◆ **What is needed**
Give the data below again exactly as written, without its pictures.

◆ **Supplied records**
==============================

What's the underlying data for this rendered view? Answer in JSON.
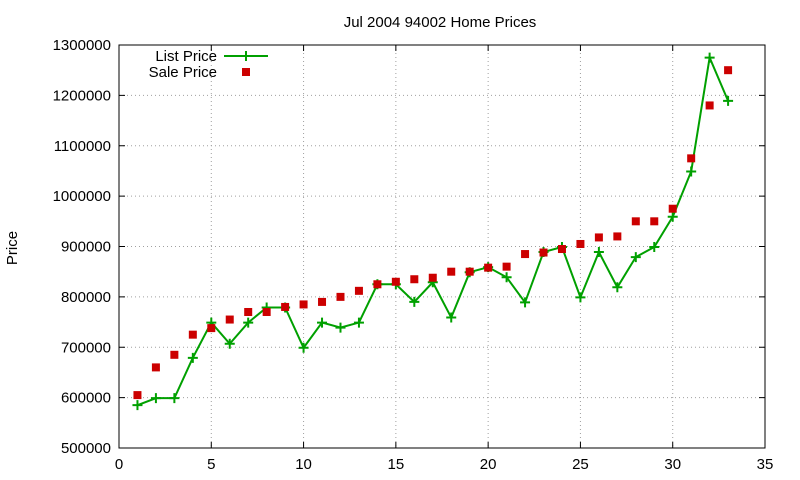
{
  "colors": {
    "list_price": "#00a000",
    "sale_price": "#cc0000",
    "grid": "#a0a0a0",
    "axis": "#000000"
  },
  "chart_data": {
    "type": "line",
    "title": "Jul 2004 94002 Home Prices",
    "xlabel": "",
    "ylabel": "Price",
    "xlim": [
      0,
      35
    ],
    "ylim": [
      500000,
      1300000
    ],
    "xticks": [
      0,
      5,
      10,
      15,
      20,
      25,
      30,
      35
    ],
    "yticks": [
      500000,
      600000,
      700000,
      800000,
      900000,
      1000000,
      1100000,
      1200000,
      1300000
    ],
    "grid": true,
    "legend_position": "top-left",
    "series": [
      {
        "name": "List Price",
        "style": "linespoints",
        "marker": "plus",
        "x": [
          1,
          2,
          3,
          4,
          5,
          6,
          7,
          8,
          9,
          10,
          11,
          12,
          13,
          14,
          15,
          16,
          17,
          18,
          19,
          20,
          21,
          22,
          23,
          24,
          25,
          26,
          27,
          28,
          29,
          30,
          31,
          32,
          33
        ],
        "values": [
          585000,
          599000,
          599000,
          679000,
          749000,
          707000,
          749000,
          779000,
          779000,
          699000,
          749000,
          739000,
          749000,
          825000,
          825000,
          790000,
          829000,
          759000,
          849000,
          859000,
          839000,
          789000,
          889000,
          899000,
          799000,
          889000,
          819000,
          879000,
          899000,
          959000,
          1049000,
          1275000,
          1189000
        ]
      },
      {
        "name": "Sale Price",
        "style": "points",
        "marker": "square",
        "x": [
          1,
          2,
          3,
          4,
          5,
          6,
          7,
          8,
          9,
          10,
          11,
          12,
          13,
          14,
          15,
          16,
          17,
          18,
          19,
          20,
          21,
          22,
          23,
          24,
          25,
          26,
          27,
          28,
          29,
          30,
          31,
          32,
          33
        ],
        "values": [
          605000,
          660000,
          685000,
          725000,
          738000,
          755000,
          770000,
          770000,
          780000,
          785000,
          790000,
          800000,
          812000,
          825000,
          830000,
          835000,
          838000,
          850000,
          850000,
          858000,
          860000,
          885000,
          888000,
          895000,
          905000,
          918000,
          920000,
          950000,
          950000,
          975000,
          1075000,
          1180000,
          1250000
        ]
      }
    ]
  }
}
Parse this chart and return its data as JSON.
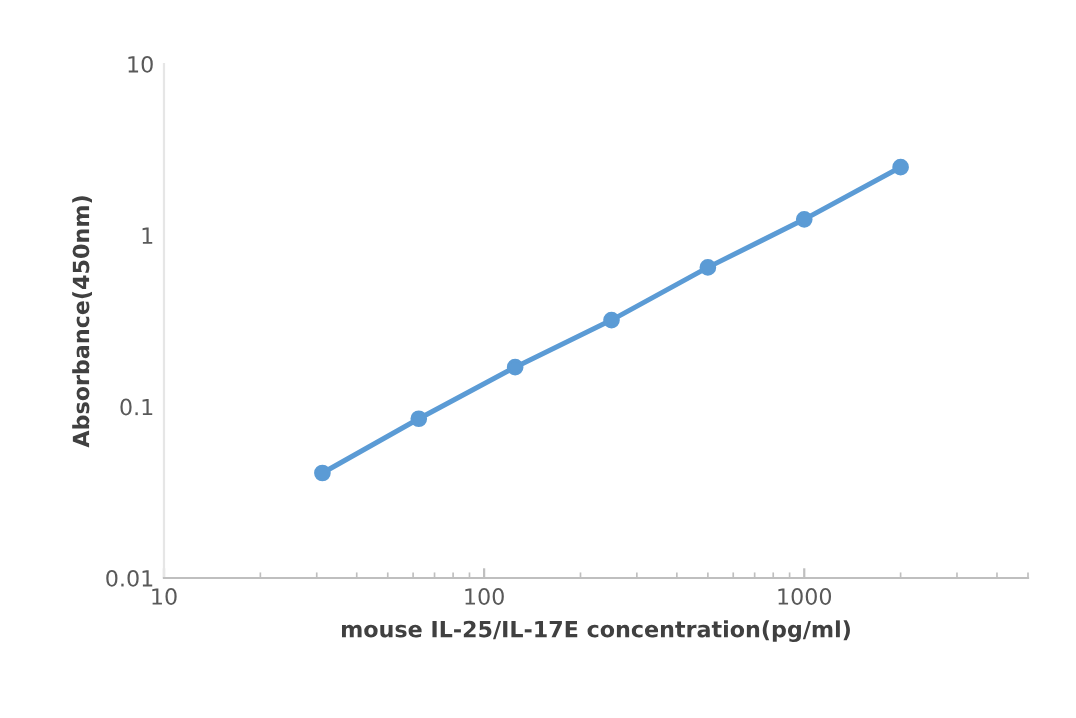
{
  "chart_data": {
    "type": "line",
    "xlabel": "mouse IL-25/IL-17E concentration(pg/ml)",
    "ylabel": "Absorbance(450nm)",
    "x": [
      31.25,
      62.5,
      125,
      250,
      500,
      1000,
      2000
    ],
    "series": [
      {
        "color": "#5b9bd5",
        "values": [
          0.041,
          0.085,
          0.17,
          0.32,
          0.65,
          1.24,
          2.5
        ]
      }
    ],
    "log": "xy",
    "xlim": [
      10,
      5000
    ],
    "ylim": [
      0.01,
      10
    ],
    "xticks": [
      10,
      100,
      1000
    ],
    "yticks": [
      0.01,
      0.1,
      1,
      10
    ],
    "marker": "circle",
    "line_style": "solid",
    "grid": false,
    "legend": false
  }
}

==============================

◆ **Result**
What's the underlying data for this rendered view? Answer in JSON.
{
  "colors": {
    "list_price": "#00a000",
    "sale_price": "#cc0000",
    "grid": "#a0a0a0",
    "axis": "#000000"
  },
  "chart_data": {
    "type": "line",
    "title": "Jul 2004 94002 Home Prices",
    "xlabel": "",
    "ylabel": "Price",
    "xlim": [
      0,
      35
    ],
    "ylim": [
      500000,
      1300000
    ],
    "xticks": [
      0,
      5,
      10,
      15,
      20,
      25,
      30,
      35
    ],
    "yticks": [
      500000,
      600000,
      700000,
      800000,
      900000,
      1000000,
      1100000,
      1200000,
      1300000
    ],
    "grid": true,
    "legend_position": "top-left",
    "series": [
      {
        "name": "List Price",
        "style": "linespoints",
        "marker": "plus",
        "x": [
          1,
          2,
          3,
          4,
          5,
          6,
          7,
          8,
          9,
          10,
          11,
          12,
          13,
          14,
          15,
          16,
          17,
          18,
          19,
          20,
          21,
          22,
          23,
          24,
          25,
          26,
          27,
          28,
          29,
          30,
          31,
          32,
          33
        ],
        "values": [
          585000,
          599000,
          599000,
          679000,
          749000,
          707000,
          749000,
          779000,
          779000,
          699000,
          749000,
          739000,
          749000,
          825000,
          825000,
          790000,
          829000,
          759000,
          849000,
          859000,
          839000,
          789000,
          889000,
          899000,
          799000,
          889000,
          819000,
          879000,
          899000,
          959000,
          1049000,
          1275000,
          1189000
        ]
      },
      {
        "name": "Sale Price",
        "style": "points",
        "marker": "square",
        "x": [
          1,
          2,
          3,
          4,
          5,
          6,
          7,
          8,
          9,
          10,
          11,
          12,
          13,
          14,
          15,
          16,
          17,
          18,
          19,
          20,
          21,
          22,
          23,
          24,
          25,
          26,
          27,
          28,
          29,
          30,
          31,
          32,
          33
        ],
        "values": [
          605000,
          660000,
          685000,
          725000,
          738000,
          755000,
          770000,
          770000,
          780000,
          785000,
          790000,
          800000,
          812000,
          825000,
          830000,
          835000,
          838000,
          850000,
          850000,
          858000,
          860000,
          885000,
          888000,
          895000,
          905000,
          918000,
          920000,
          950000,
          950000,
          975000,
          1075000,
          1180000,
          1250000
        ]
      }
    ]
  }
}
Parse this chart and return its data as JSON.
{
  "chart_data": {
    "type": "line",
    "xlabel": "mouse IL-25/IL-17E concentration(pg/ml)",
    "ylabel": "Absorbance(450nm)",
    "x": [
      31.25,
      62.5,
      125,
      250,
      500,
      1000,
      2000
    ],
    "series": [
      {
        "color": "#5b9bd5",
        "values": [
          0.041,
          0.085,
          0.17,
          0.32,
          0.65,
          1.24,
          2.5
        ]
      }
    ],
    "log": "xy",
    "xlim": [
      10,
      5000
    ],
    "ylim": [
      0.01,
      10
    ],
    "xticks": [
      10,
      100,
      1000
    ],
    "yticks": [
      0.01,
      0.1,
      1,
      10
    ],
    "marker": "circle",
    "line_style": "solid",
    "grid": false,
    "legend": false
  }
}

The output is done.